* [EXERCISE REQUIREMENTS]: Write each record again exactly as it stands.

* [DATASET EXCERPTS]:
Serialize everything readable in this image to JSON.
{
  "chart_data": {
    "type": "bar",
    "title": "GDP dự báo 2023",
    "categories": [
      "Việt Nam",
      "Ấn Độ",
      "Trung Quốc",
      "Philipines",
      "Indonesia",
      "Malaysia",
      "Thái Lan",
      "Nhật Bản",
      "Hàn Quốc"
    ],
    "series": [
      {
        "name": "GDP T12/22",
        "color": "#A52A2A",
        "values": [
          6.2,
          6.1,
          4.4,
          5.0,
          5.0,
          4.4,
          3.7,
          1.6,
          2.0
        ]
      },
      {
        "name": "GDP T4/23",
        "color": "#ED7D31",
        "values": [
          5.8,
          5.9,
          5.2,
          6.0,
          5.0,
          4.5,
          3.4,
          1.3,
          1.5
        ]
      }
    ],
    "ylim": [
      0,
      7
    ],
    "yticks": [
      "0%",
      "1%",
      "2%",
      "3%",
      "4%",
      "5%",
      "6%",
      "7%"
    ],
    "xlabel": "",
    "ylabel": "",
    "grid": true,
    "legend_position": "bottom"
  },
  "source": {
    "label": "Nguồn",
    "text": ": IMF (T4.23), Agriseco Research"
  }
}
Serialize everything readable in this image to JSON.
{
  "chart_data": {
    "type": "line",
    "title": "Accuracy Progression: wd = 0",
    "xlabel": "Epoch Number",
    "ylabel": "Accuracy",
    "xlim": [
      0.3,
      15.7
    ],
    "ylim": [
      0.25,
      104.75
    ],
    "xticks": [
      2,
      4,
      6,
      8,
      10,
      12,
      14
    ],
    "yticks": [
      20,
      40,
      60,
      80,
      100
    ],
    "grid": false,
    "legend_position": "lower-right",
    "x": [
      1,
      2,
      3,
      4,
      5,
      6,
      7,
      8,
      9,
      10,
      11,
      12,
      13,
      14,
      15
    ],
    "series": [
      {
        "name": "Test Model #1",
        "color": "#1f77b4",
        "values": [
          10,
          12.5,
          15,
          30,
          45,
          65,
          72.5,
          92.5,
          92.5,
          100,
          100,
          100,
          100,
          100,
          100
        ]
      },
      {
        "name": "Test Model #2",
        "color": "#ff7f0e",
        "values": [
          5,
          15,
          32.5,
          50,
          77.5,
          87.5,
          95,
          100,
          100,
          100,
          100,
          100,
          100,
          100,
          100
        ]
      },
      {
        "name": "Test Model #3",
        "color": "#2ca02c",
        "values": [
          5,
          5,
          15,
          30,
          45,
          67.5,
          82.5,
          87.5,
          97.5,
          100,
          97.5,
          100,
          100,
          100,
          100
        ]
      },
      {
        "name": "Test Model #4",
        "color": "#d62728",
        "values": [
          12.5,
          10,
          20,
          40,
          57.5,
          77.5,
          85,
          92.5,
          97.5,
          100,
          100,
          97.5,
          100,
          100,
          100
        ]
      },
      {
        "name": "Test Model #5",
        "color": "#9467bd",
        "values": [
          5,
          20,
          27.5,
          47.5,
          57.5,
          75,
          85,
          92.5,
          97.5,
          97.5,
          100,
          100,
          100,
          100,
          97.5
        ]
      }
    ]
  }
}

* [EXPECTED OUTPUT]:
Serialize everything readable in this image to JSON.
{
  "chart_data": {
    "type": "bar",
    "title": "GDP dự báo 2023",
    "categories": [
      "Việt Nam",
      "Ấn Độ",
      "Trung Quốc",
      "Philipines",
      "Indonesia",
      "Malaysia",
      "Thái Lan",
      "Nhật Bản",
      "Hàn Quốc"
    ],
    "series": [
      {
        "name": "GDP T12/22",
        "color": "#A52A2A",
        "values": [
          6.2,
          6.1,
          4.4,
          5.0,
          5.0,
          4.4,
          3.7,
          1.6,
          2.0
        ]
      },
      {
        "name": "GDP T4/23",
        "color": "#ED7D31",
        "values": [
          5.8,
          5.9,
          5.2,
          6.0,
          5.0,
          4.5,
          3.4,
          1.3,
          1.5
        ]
      }
    ],
    "ylim": [
      0,
      7
    ],
    "yticks": [
      "0%",
      "1%",
      "2%",
      "3%",
      "4%",
      "5%",
      "6%",
      "7%"
    ],
    "xlabel": "",
    "ylabel": "",
    "grid": true,
    "legend_position": "bottom"
  },
  "source": {
    "label": "Nguồn",
    "text": ": IMF (T4.23), Agriseco Research"
  }
}
Serialize everything readable in this image to JSON.
{
  "chart_data": {
    "type": "line",
    "title": "Accuracy Progression: wd = 0",
    "xlabel": "Epoch Number",
    "ylabel": "Accuracy",
    "xlim": [
      0.3,
      15.7
    ],
    "ylim": [
      0.25,
      104.75
    ],
    "xticks": [
      2,
      4,
      6,
      8,
      10,
      12,
      14
    ],
    "yticks": [
      20,
      40,
      60,
      80,
      100
    ],
    "grid": false,
    "legend_position": "lower-right",
    "x": [
      1,
      2,
      3,
      4,
      5,
      6,
      7,
      8,
      9,
      10,
      11,
      12,
      13,
      14,
      15
    ],
    "series": [
      {
        "name": "Test Model #1",
        "color": "#1f77b4",
        "values": [
          10,
          12.5,
          15,
          30,
          45,
          65,
          72.5,
          92.5,
          92.5,
          100,
          100,
          100,
          100,
          100,
          100
        ]
      },
      {
        "name": "Test Model #2",
        "color": "#ff7f0e",
        "values": [
          5,
          15,
          32.5,
          50,
          77.5,
          87.5,
          95,
          100,
          100,
          100,
          100,
          100,
          100,
          100,
          100
        ]
      },
      {
        "name": "Test Model #3",
        "color": "#2ca02c",
        "values": [
          5,
          5,
          15,
          30,
          45,
          67.5,
          82.5,
          87.5,
          97.5,
          100,
          97.5,
          100,
          100,
          100,
          100
        ]
      },
      {
        "name": "Test Model #4",
        "color": "#d62728",
        "values": [
          12.5,
          10,
          20,
          40,
          57.5,
          77.5,
          85,
          92.5,
          97.5,
          100,
          100,
          97.5,
          100,
          100,
          100
        ]
      },
      {
        "name": "Test Model #5",
        "color": "#9467bd",
        "values": [
          5,
          20,
          27.5,
          47.5,
          57.5,
          75,
          85,
          92.5,
          97.5,
          97.5,
          100,
          100,
          100,
          100,
          97.5
        ]
      }
    ]
  }
}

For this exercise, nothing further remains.